Output all entries verbatim. Skip pictures.
· · · · · · ·
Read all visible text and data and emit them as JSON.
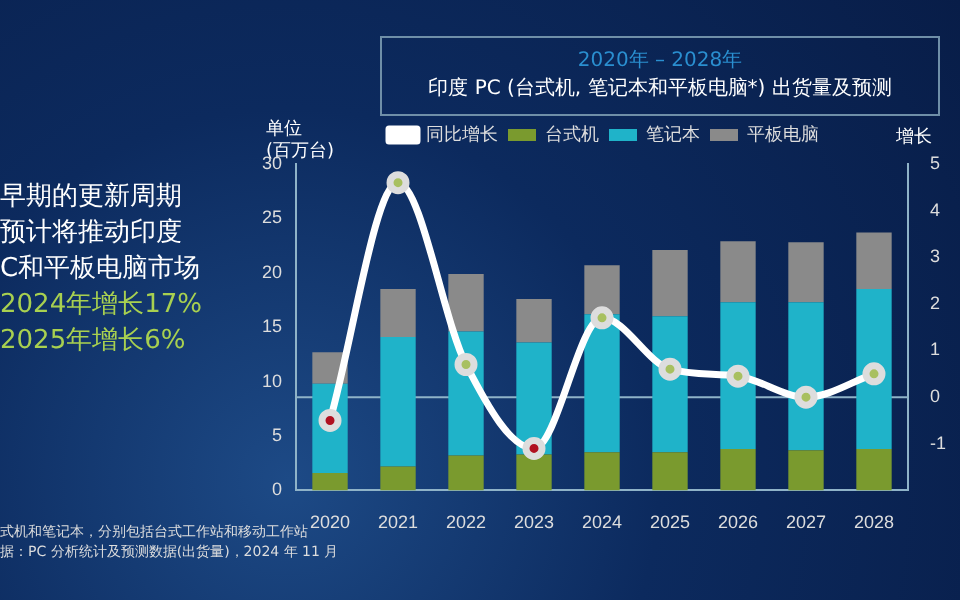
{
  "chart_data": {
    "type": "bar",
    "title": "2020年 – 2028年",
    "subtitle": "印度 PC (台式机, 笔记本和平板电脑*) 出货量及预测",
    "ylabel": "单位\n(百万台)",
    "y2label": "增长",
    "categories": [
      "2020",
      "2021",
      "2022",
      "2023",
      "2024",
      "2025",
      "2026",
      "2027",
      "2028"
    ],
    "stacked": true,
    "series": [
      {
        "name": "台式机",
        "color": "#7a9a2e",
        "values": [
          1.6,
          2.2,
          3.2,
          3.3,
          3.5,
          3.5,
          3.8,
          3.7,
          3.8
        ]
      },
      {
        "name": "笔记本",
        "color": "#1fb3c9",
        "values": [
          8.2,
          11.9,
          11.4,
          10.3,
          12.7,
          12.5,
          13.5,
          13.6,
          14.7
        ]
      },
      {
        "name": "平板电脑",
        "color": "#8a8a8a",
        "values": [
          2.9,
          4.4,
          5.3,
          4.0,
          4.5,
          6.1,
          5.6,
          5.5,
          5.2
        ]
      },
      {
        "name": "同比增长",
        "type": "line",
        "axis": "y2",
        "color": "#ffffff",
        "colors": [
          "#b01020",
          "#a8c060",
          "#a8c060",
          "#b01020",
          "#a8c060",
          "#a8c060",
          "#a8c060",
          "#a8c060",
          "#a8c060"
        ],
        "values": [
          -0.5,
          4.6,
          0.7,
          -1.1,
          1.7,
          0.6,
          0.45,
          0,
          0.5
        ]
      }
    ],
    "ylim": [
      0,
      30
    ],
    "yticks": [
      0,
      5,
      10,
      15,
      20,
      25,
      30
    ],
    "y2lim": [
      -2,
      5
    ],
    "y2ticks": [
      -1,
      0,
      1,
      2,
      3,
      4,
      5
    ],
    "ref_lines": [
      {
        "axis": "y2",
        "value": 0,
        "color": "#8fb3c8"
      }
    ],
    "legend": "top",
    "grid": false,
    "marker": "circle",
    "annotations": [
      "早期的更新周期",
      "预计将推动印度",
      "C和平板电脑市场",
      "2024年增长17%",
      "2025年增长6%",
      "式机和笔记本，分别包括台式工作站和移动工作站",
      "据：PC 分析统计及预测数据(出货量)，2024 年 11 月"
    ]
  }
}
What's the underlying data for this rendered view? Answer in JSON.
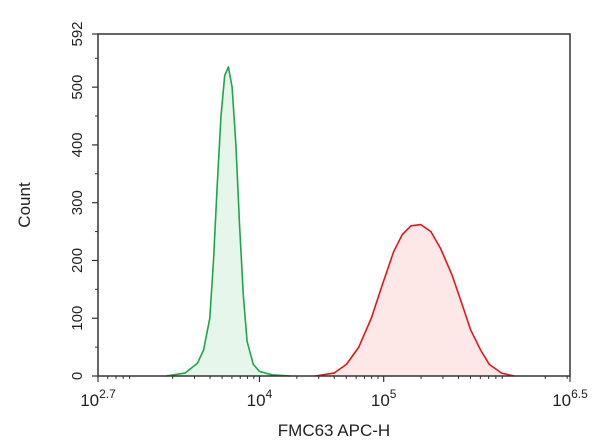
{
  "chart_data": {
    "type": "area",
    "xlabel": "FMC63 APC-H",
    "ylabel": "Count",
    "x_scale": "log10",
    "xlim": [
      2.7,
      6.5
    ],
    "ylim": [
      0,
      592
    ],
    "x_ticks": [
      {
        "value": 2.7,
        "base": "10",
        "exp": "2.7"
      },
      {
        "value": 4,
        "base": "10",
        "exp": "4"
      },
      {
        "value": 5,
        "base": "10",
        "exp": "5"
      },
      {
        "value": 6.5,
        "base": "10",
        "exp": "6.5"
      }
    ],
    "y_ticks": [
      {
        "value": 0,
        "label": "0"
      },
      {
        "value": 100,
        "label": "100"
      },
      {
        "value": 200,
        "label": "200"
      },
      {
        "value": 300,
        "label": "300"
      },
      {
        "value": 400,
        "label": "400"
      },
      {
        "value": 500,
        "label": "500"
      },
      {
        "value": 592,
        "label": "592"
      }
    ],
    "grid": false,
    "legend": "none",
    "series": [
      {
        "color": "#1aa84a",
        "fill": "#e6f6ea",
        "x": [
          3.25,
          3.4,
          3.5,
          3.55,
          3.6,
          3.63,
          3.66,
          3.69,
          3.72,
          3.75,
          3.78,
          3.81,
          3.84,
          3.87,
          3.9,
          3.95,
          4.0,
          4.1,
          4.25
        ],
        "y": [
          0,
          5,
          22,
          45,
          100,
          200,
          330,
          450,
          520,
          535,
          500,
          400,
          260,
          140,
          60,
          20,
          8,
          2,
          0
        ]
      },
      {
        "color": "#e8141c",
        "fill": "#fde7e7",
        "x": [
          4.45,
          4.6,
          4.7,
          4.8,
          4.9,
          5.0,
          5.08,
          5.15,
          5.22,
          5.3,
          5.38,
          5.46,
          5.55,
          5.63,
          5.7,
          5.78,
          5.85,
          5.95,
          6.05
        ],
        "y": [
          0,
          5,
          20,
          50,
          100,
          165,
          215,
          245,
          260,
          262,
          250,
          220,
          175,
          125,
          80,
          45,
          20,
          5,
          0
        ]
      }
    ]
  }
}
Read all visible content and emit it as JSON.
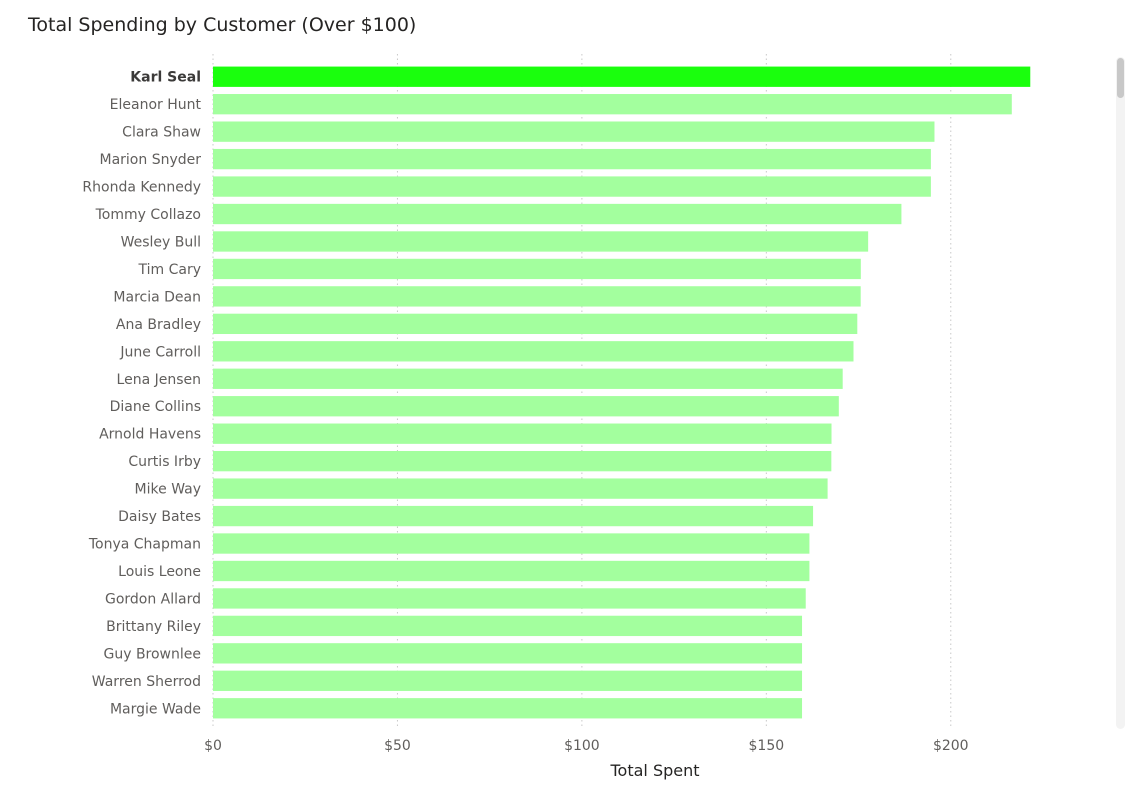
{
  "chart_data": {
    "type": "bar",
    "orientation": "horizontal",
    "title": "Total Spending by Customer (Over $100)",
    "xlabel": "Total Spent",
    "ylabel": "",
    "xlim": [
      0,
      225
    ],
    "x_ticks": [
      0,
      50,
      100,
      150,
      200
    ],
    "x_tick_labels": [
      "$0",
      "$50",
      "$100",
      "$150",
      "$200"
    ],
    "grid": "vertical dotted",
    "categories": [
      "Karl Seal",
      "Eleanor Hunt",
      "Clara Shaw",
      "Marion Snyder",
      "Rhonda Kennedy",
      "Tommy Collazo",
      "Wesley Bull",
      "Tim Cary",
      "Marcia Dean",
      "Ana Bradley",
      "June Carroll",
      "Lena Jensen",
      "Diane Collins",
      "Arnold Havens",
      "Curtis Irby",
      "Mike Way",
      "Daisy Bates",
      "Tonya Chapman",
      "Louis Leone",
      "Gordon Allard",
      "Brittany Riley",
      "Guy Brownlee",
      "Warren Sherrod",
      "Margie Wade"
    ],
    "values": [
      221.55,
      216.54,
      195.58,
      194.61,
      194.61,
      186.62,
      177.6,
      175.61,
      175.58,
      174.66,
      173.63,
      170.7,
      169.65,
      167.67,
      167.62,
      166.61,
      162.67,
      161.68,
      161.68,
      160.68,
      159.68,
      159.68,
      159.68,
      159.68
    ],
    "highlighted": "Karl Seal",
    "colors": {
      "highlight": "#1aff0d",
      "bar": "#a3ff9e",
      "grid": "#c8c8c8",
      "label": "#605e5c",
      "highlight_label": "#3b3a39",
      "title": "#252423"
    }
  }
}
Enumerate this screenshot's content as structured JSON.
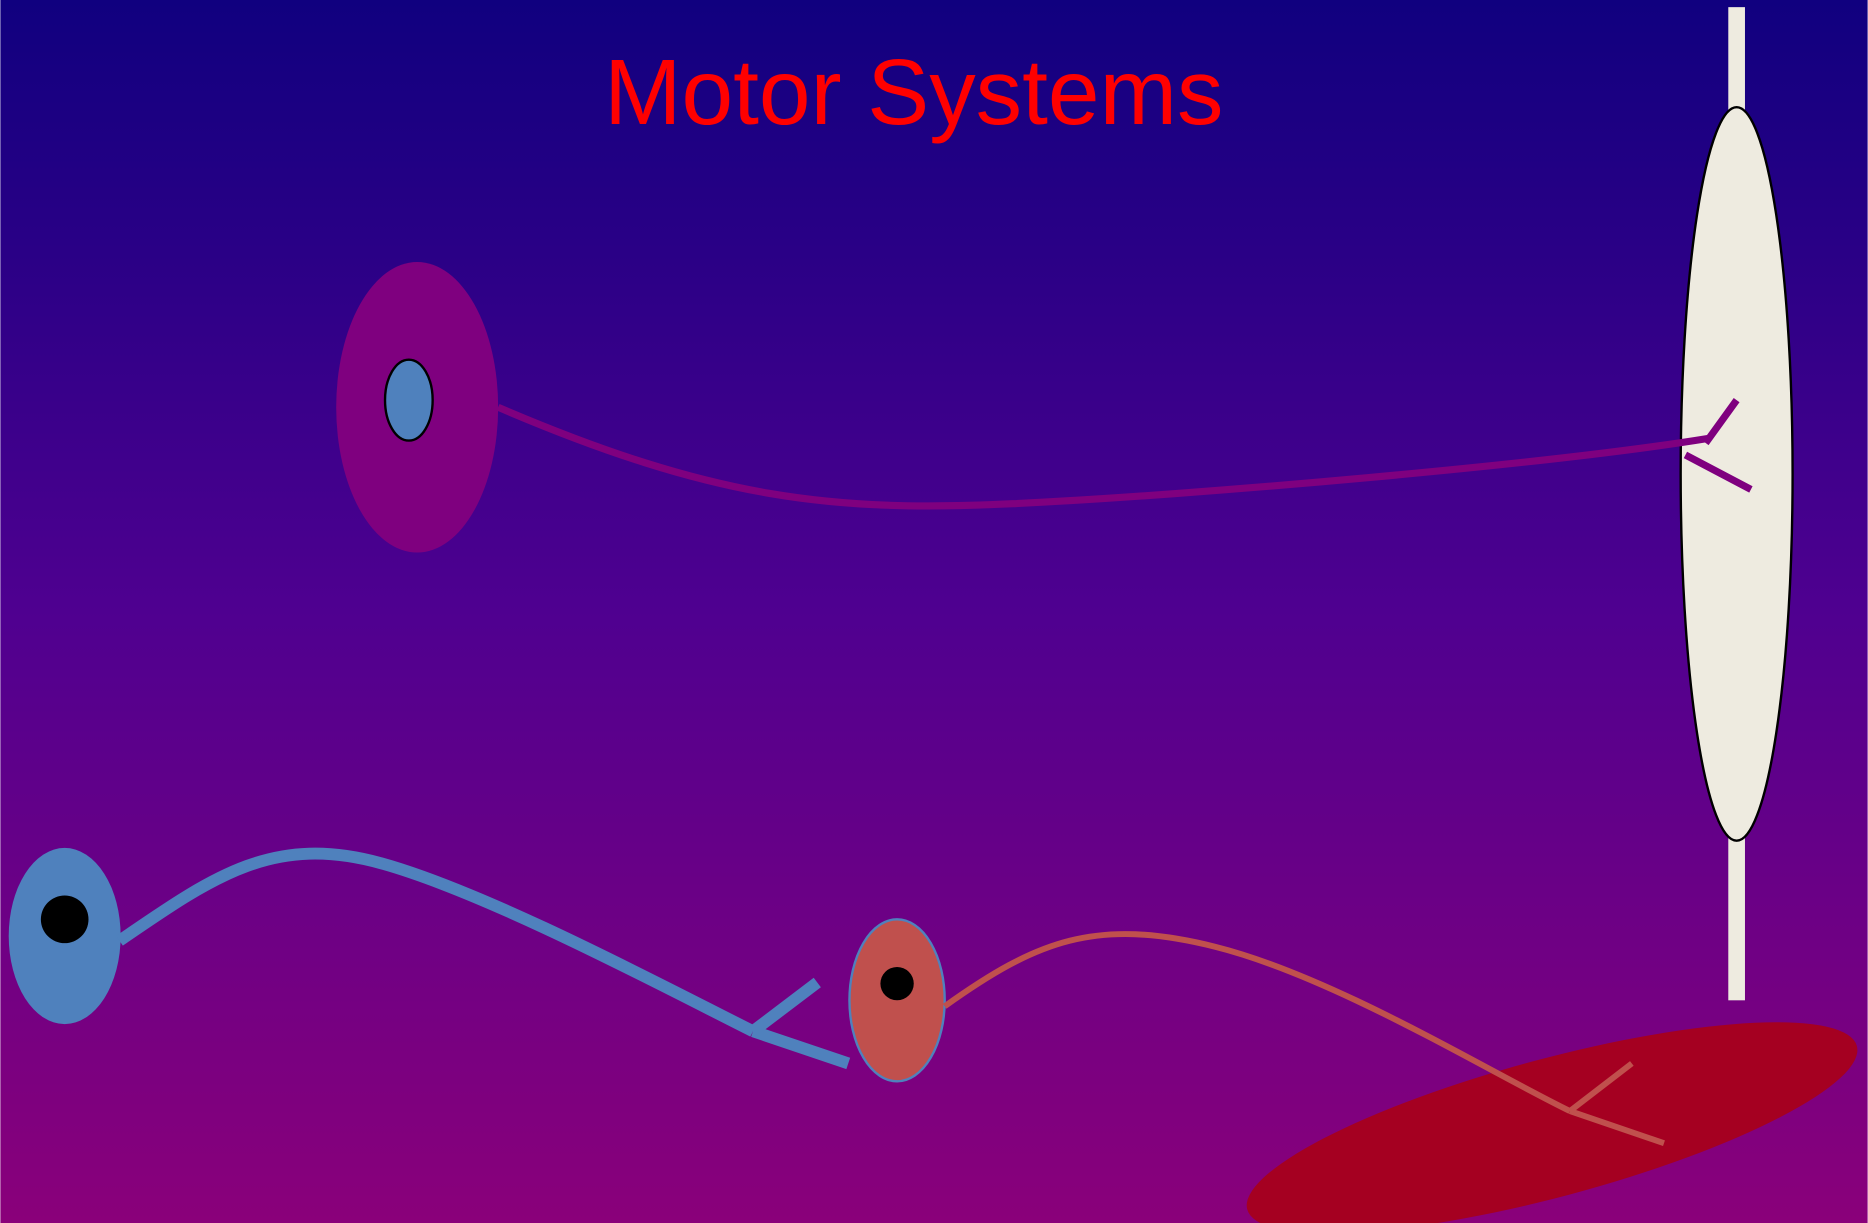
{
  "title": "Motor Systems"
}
· · · · · · ·
▶ **Finished task**
Read all visible text and data and emit them as JSON.
{
  "chart_data": {
    "type": "bar",
    "title": "2020年 – 2028年",
    "subtitle": "印度 PC (台式机, 笔记本和平板电脑*) 出货量及预测",
    "ylabel": "单位\n(百万台)",
    "y2label": "增长",
    "categories": [
      "2020",
      "2021",
      "2022",
      "2023",
      "2024",
      "2025",
      "2026",
      "2027",
      "2028"
    ],
    "stacked": true,
    "series": [
      {
        "name": "台式机",
        "color": "#7a9a2e",
        "values": [
          1.6,
          2.2,
          3.2,
          3.3,
          3.5,
          3.5,
          3.8,
          3.7,
          3.8
        ]
      },
      {
        "name": "笔记本",
        "color": "#1fb3c9",
        "values": [
          8.2,
          11.9,
          11.4,
          10.3,
          12.7,
          12.5,
          13.5,
          13.6,
          14.7
        ]
      },
      {
        "name": "平板电脑",
        "color": "#8a8a8a",
        "values": [
          2.9,
          4.4,
          5.3,
          4.0,
          4.5,
          6.1,
          5.6,
          5.5,
          5.2
        ]
      },
      {
        "name": "同比增长",
        "type": "line",
        "axis": "y2",
        "color": "#ffffff",
        "colors": [
          "#b01020",
          "#a8c060",
          "#a8c060",
          "#b01020",
          "#a8c060",
          "#a8c060",
          "#a8c060",
          "#a8c060",
          "#a8c060"
        ],
        "values": [
          -0.5,
          4.6,
          0.7,
          -1.1,
          1.7,
          0.6,
          0.45,
          0,
          0.5
        ]
      }
    ],
    "ylim": [
      0,
      30
    ],
    "yticks": [
      0,
      5,
      10,
      15,
      20,
      25,
      30
    ],
    "y2lim": [
      -2,
      5
    ],
    "y2ticks": [
      -1,
      0,
      1,
      2,
      3,
      4,
      5
    ],
    "ref_lines": [
      {
        "axis": "y2",
        "value": 0,
        "color": "#8fb3c8"
      }
    ],
    "legend": "top",
    "grid": false,
    "marker": "circle",
    "annotations": [
      "早期的更新周期",
      "预计将推动印度",
      "C和平板电脑市场",
      "2024年增长17%",
      "2025年增长6%",
      "式机和笔记本，分别包括台式工作站和移动工作站",
      "据：PC 分析统计及预测数据(出货量)，2024 年 11 月"
    ]
  }
}
What's the underlying data for this rendered view? Answer in JSON.
{
  "chart_data": {
    "type": "area",
    "xlabel": "FMC63 APC-H",
    "ylabel": "Count",
    "x_scale": "log10",
    "xlim": [
      2.7,
      6.5
    ],
    "ylim": [
      0,
      592
    ],
    "x_ticks": [
      {
        "value": 2.7,
        "base": "10",
        "exp": "2.7"
      },
      {
        "value": 4,
        "base": "10",
        "exp": "4"
      },
      {
        "value": 5,
        "base": "10",
        "exp": "5"
      },
      {
        "value": 6.5,
        "base": "10",
        "exp": "6.5"
      }
    ],
    "y_ticks": [
      {
        "value": 0,
        "label": "0"
      },
      {
        "value": 100,
        "label": "100"
      },
      {
        "value": 200,
        "label": "200"
      },
      {
        "value": 300,
        "label": "300"
      },
      {
        "value": 400,
        "label": "400"
      },
      {
        "value": 500,
        "label": "500"
      },
      {
        "value": 592,
        "label": "592"
      }
    ],
    "grid": false,
    "legend": "none",
    "series": [
      {
        "color": "#1aa84a",
        "fill": "#e6f6ea",
        "x": [
          3.25,
          3.4,
          3.5,
          3.55,
          3.6,
          3.63,
          3.66,
          3.69,
          3.72,
          3.75,
          3.78,
          3.81,
          3.84,
          3.87,
          3.9,
          3.95,
          4.0,
          4.1,
          4.25
        ],
        "y": [
          0,
          5,
          22,
          45,
          100,
          200,
          330,
          450,
          520,
          535,
          500,
          400,
          260,
          140,
          60,
          20,
          8,
          2,
          0
        ]
      },
      {
        "color": "#e8141c",
        "fill": "#fde7e7",
        "x": [
          4.45,
          4.6,
          4.7,
          4.8,
          4.9,
          5.0,
          5.08,
          5.15,
          5.22,
          5.3,
          5.38,
          5.46,
          5.55,
          5.63,
          5.7,
          5.78,
          5.85,
          5.95,
          6.05
        ],
        "y": [
          0,
          5,
          20,
          50,
          100,
          165,
          215,
          245,
          260,
          262,
          250,
          220,
          175,
          125,
          80,
          45,
          20,
          5,
          0
        ]
      }
    ]
  }
}
Read all visible content and emit it as JSON.
{
  "chart_data": {
    "type": "bar",
    "orientation": "horizontal",
    "title": "Total Spending by Customer (Over $100)",
    "xlabel": "Total Spent",
    "ylabel": "",
    "xlim": [
      0,
      225
    ],
    "x_ticks": [
      0,
      50,
      100,
      150,
      200
    ],
    "x_tick_labels": [
      "$0",
      "$50",
      "$100",
      "$150",
      "$200"
    ],
    "grid": "vertical dotted",
    "categories": [
      "Karl Seal",
      "Eleanor Hunt",
      "Clara Shaw",
      "Marion Snyder",
      "Rhonda Kennedy",
      "Tommy Collazo",
      "Wesley Bull",
      "Tim Cary",
      "Marcia Dean",
      "Ana Bradley",
      "June Carroll",
      "Lena Jensen",
      "Diane Collins",
      "Arnold Havens",
      "Curtis Irby",
      "Mike Way",
      "Daisy Bates",
      "Tonya Chapman",
      "Louis Leone",
      "Gordon Allard",
      "Brittany Riley",
      "Guy Brownlee",
      "Warren Sherrod",
      "Margie Wade"
    ],
    "values": [
      221.55,
      216.54,
      195.58,
      194.61,
      194.61,
      186.62,
      177.6,
      175.61,
      175.58,
      174.66,
      173.63,
      170.7,
      169.65,
      167.67,
      167.62,
      166.61,
      162.67,
      161.68,
      161.68,
      160.68,
      159.68,
      159.68,
      159.68,
      159.68
    ],
    "highlighted": "Karl Seal",
    "colors": {
      "highlight": "#1aff0d",
      "bar": "#a3ff9e",
      "grid": "#c8c8c8",
      "label": "#605e5c",
      "highlight_label": "#3b3a39",
      "title": "#252423"
    }
  }
}
Enumerate this screenshot's content as structured JSON.
{
  "title": "Motor Systems"
}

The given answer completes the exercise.